Work instructions.
Output all lines exactly, with nothing added or dropped.

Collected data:

>> BEGIN

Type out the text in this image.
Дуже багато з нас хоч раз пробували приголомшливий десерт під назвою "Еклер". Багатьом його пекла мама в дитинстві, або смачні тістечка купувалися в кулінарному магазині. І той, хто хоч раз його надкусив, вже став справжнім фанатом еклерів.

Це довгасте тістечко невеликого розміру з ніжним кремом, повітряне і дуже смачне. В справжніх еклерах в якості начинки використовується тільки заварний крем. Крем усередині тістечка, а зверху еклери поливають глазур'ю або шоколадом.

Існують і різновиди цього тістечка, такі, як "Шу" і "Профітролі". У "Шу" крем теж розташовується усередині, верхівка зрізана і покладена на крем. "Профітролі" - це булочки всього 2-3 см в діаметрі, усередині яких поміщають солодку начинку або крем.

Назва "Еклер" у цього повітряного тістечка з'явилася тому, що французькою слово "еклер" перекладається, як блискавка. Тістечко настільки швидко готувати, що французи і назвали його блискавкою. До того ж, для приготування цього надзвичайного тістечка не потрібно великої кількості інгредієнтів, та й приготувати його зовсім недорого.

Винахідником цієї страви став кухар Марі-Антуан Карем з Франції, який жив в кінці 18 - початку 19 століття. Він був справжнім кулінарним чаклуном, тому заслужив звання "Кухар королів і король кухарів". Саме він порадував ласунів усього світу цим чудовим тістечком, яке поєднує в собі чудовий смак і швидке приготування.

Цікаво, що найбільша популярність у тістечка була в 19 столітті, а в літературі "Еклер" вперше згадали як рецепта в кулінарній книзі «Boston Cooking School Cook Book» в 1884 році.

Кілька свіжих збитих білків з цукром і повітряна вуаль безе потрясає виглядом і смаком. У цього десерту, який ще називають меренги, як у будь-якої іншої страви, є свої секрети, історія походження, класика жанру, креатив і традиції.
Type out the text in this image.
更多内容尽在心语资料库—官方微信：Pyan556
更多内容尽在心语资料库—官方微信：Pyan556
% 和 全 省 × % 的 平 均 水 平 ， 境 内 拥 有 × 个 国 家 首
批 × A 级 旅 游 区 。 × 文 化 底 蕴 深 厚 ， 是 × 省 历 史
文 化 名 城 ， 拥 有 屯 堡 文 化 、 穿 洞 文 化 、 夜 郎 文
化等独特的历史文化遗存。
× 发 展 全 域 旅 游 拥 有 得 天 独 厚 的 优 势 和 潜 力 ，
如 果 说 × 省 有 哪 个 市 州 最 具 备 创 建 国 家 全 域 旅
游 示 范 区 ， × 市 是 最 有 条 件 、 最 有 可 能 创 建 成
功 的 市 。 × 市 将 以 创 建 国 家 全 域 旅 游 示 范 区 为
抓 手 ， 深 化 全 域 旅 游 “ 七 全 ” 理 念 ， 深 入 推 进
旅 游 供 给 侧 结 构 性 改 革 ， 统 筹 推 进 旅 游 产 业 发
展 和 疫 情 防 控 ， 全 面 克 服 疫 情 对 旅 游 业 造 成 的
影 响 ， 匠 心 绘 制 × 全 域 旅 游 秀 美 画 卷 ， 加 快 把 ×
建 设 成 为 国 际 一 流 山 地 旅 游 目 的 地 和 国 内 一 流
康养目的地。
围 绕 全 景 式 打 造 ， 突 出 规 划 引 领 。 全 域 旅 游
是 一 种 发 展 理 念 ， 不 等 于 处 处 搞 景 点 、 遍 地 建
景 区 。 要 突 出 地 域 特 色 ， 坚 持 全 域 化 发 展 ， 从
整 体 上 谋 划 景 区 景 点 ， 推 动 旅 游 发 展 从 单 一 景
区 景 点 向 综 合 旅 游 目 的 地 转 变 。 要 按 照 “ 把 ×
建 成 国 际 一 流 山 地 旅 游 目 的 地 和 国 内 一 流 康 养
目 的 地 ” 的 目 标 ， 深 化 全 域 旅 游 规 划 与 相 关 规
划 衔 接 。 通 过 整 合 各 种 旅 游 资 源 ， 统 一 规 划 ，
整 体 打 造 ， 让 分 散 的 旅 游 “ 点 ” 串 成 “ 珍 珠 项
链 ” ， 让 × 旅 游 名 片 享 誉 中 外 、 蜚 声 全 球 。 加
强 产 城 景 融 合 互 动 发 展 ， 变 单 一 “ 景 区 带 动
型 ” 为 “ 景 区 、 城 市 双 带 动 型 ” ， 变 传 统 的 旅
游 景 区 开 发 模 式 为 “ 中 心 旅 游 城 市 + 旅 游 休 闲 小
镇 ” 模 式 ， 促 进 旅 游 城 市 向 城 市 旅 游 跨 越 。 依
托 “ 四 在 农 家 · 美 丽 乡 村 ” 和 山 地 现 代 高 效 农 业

>> END

Reply.
Type out the text in this image.
Дуже багато з нас хоч раз пробували приголомшливий десерт під назвою "Еклер". Багатьом його пекла мама в дитинстві, або смачні тістечка купувалися в кулінарному магазині. І той, хто хоч раз його надкусив, вже став справжнім фанатом еклерів.

Це довгасте тістечко невеликого розміру з ніжним кремом, повітряне і дуже смачне. В справжніх еклерах в якості начинки використовується тільки заварний крем. Крем усередині тістечка, а зверху еклери поливають глазур'ю або шоколадом.

Існують і різновиди цього тістечка, такі, як "Шу" і "Профітролі". У "Шу" крем теж розташовується усередині, верхівка зрізана і покладена на крем. "Профітролі" - це булочки всього 2-3 см в діаметрі, усередині яких поміщають солодку начинку або крем.

Назва "Еклер" у цього повітряного тістечка з'явилася тому, що французькою слово "еклер" перекладається, як блискавка. Тістечко настільки швидко готувати, що французи і назвали його блискавкою. До того ж, для приготування цього надзвичайного тістечка не потрібно великої кількості інгредієнтів, та й приготувати його зовсім недорого.

Винахідником цієї страви став кухар Марі-Антуан Карем з Франції, який жив в кінці 18 - початку 19 століття. Він був справжнім кулінарним чаклуном, тому заслужив звання "Кухар королів і король кухарів". Саме він порадував ласунів усього світу цим чудовим тістечком, яке поєднує в собі чудовий смак і швидке приготування.

Цікаво, що найбільша популярність у тістечка була в 19 столітті, а в літературі "Еклер" вперше згадали як рецепта в кулінарній книзі «Boston Cooking School Cook Book» в 1884 році.

Кілька свіжих збитих білків з цукром і повітряна вуаль безе потрясає виглядом і смаком. У цього десерту, який ще називають меренги, як у будь-якої іншої страви, є свої секрети, історія походження, класика жанру, креатив і традиції.
Type out the text in this image.
更多内容尽在心语资料库—官方微信：Pyan556
更多内容尽在心语资料库—官方微信：Pyan556
% 和 全 省 × % 的 平 均 水 平 ， 境 内 拥 有 × 个 国 家 首
批 × A 级 旅 游 区 。 × 文 化 底 蕴 深 厚 ， 是 × 省 历 史
文 化 名 城 ， 拥 有 屯 堡 文 化 、 穿 洞 文 化 、 夜 郎 文
化等独特的历史文化遗存。
× 发 展 全 域 旅 游 拥 有 得 天 独 厚 的 优 势 和 潜 力 ，
如 果 说 × 省 有 哪 个 市 州 最 具 备 创 建 国 家 全 域 旅
游 示 范 区 ， × 市 是 最 有 条 件 、 最 有 可 能 创 建 成
功 的 市 。 × 市 将 以 创 建 国 家 全 域 旅 游 示 范 区 为
抓 手 ， 深 化 全 域 旅 游 “ 七 全 ” 理 念 ， 深 入 推 进
旅 游 供 给 侧 结 构 性 改 革 ， 统 筹 推 进 旅 游 产 业 发
展 和 疫 情 防 控 ， 全 面 克 服 疫 情 对 旅 游 业 造 成 的
影 响 ， 匠 心 绘 制 × 全 域 旅 游 秀 美 画 卷 ， 加 快 把 ×
建 设 成 为 国 际 一 流 山 地 旅 游 目 的 地 和 国 内 一 流
康养目的地。
围 绕 全 景 式 打 造 ， 突 出 规 划 引 领 。 全 域 旅 游
是 一 种 发 展 理 念 ， 不 等 于 处 处 搞 景 点 、 遍 地 建
景 区 。 要 突 出 地 域 特 色 ， 坚 持 全 域 化 发 展 ， 从
整 体 上 谋 划 景 区 景 点 ， 推 动 旅 游 发 展 从 单 一 景
区 景 点 向 综 合 旅 游 目 的 地 转 变 。 要 按 照 “ 把 ×
建 成 国 际 一 流 山 地 旅 游 目 的 地 和 国 内 一 流 康 养
目 的 地 ” 的 目 标 ， 深 化 全 域 旅 游 规 划 与 相 关 规
划 衔 接 。 通 过 整 合 各 种 旅 游 资 源 ， 统 一 规 划 ，
整 体 打 造 ， 让 分 散 的 旅 游 “ 点 ” 串 成 “ 珍 珠 项
链 ” ， 让 × 旅 游 名 片 享 誉 中 外 、 蜚 声 全 球 。 加
强 产 城 景 融 合 互 动 发 展 ， 变 单 一 “ 景 区 带 动
型 ” 为 “ 景 区 、 城 市 双 带 动 型 ” ， 变 传 统 的 旅
游 景 区 开 发 模 式 为 “ 中 心 旅 游 城 市 + 旅 游 休 闲 小
镇 ” 模 式 ， 促 进 旅 游 城 市 向 城 市 旅 游 跨 越 。 依
托 “ 四 在 农 家 · 美 丽 乡 村 ” 和 山 地 现 代 高 效 农 业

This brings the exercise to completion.